● Exercise instructions: Repeat the material below exactly, with no pictures.

(Figure collection entries)

===

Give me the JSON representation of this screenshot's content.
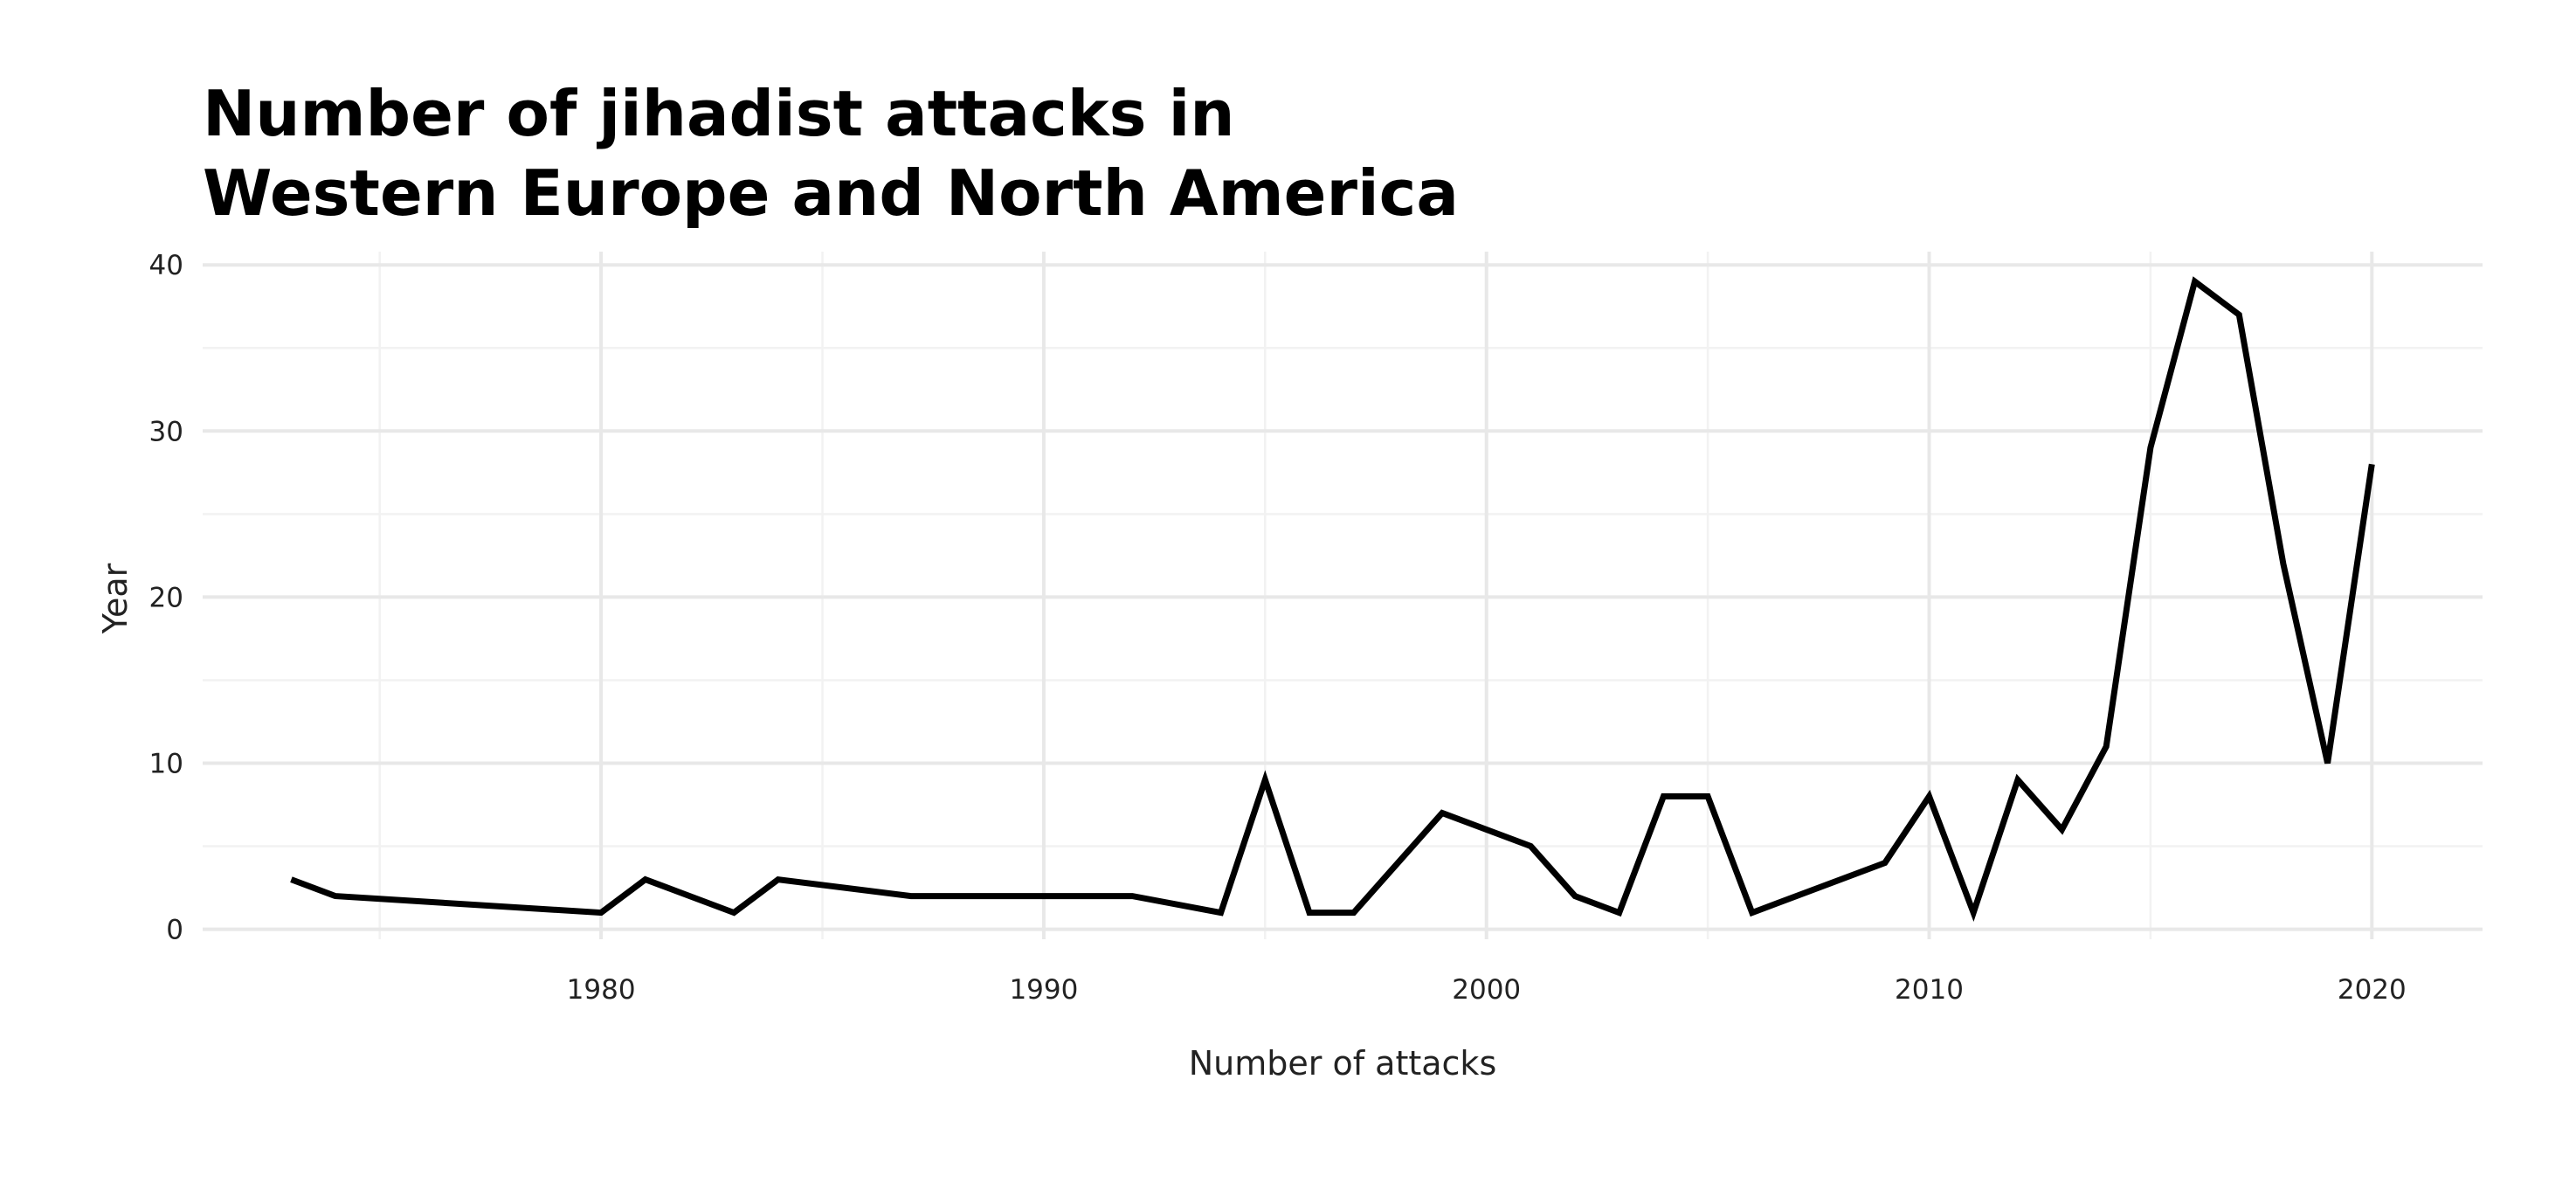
{
  "chart_data": {
    "type": "line",
    "title_lines": [
      "Number of jihadist attacks in",
      "Western Europe and North America"
    ],
    "xlabel": "Number of attacks",
    "ylabel": "Year",
    "xlim": [
      1971,
      2022.5
    ],
    "ylim": [
      -0.6,
      40.8
    ],
    "x_major_ticks": [
      1980,
      1990,
      2000,
      2010,
      2020
    ],
    "x_minor_ticks": [
      1975,
      1985,
      1995,
      2005,
      2015
    ],
    "y_major_ticks": [
      0,
      10,
      20,
      30,
      40
    ],
    "y_minor_ticks": [
      5,
      15,
      25,
      35
    ],
    "grid": true,
    "legend": "none",
    "line_color": "#000000",
    "series": [
      {
        "x": [
          1973,
          1974,
          1980,
          1981,
          1983,
          1984,
          1987,
          1992,
          1994,
          1995,
          1996,
          1997,
          1999,
          2001,
          2002,
          2003,
          2004,
          2005,
          2006,
          2009,
          2010,
          2011,
          2012,
          2013,
          2014,
          2015,
          2016,
          2017,
          2018,
          2019,
          2020
        ],
        "y": [
          3,
          2,
          1,
          3,
          1,
          3,
          2,
          2,
          1,
          9,
          1,
          1,
          7,
          5,
          2,
          1,
          8,
          8,
          1,
          4,
          8,
          1,
          9,
          6,
          11,
          29,
          39,
          37,
          22,
          10,
          28
        ]
      }
    ]
  }
}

===

● The solution:
Give me the JSON representation of this screenshot's content.
{
  "chart_data": {
    "type": "line",
    "title_lines": [
      "Number of jihadist attacks in",
      "Western Europe and North America"
    ],
    "xlabel": "Number of attacks",
    "ylabel": "Year",
    "xlim": [
      1971,
      2022.5
    ],
    "ylim": [
      -0.6,
      40.8
    ],
    "x_major_ticks": [
      1980,
      1990,
      2000,
      2010,
      2020
    ],
    "x_minor_ticks": [
      1975,
      1985,
      1995,
      2005,
      2015
    ],
    "y_major_ticks": [
      0,
      10,
      20,
      30,
      40
    ],
    "y_minor_ticks": [
      5,
      15,
      25,
      35
    ],
    "grid": true,
    "legend": "none",
    "line_color": "#000000",
    "series": [
      {
        "x": [
          1973,
          1974,
          1980,
          1981,
          1983,
          1984,
          1987,
          1992,
          1994,
          1995,
          1996,
          1997,
          1999,
          2001,
          2002,
          2003,
          2004,
          2005,
          2006,
          2009,
          2010,
          2011,
          2012,
          2013,
          2014,
          2015,
          2016,
          2017,
          2018,
          2019,
          2020
        ],
        "y": [
          3,
          2,
          1,
          3,
          1,
          3,
          2,
          2,
          1,
          9,
          1,
          1,
          7,
          5,
          2,
          1,
          8,
          8,
          1,
          4,
          8,
          1,
          9,
          6,
          11,
          29,
          39,
          37,
          22,
          10,
          28
        ]
      }
    ]
  }
}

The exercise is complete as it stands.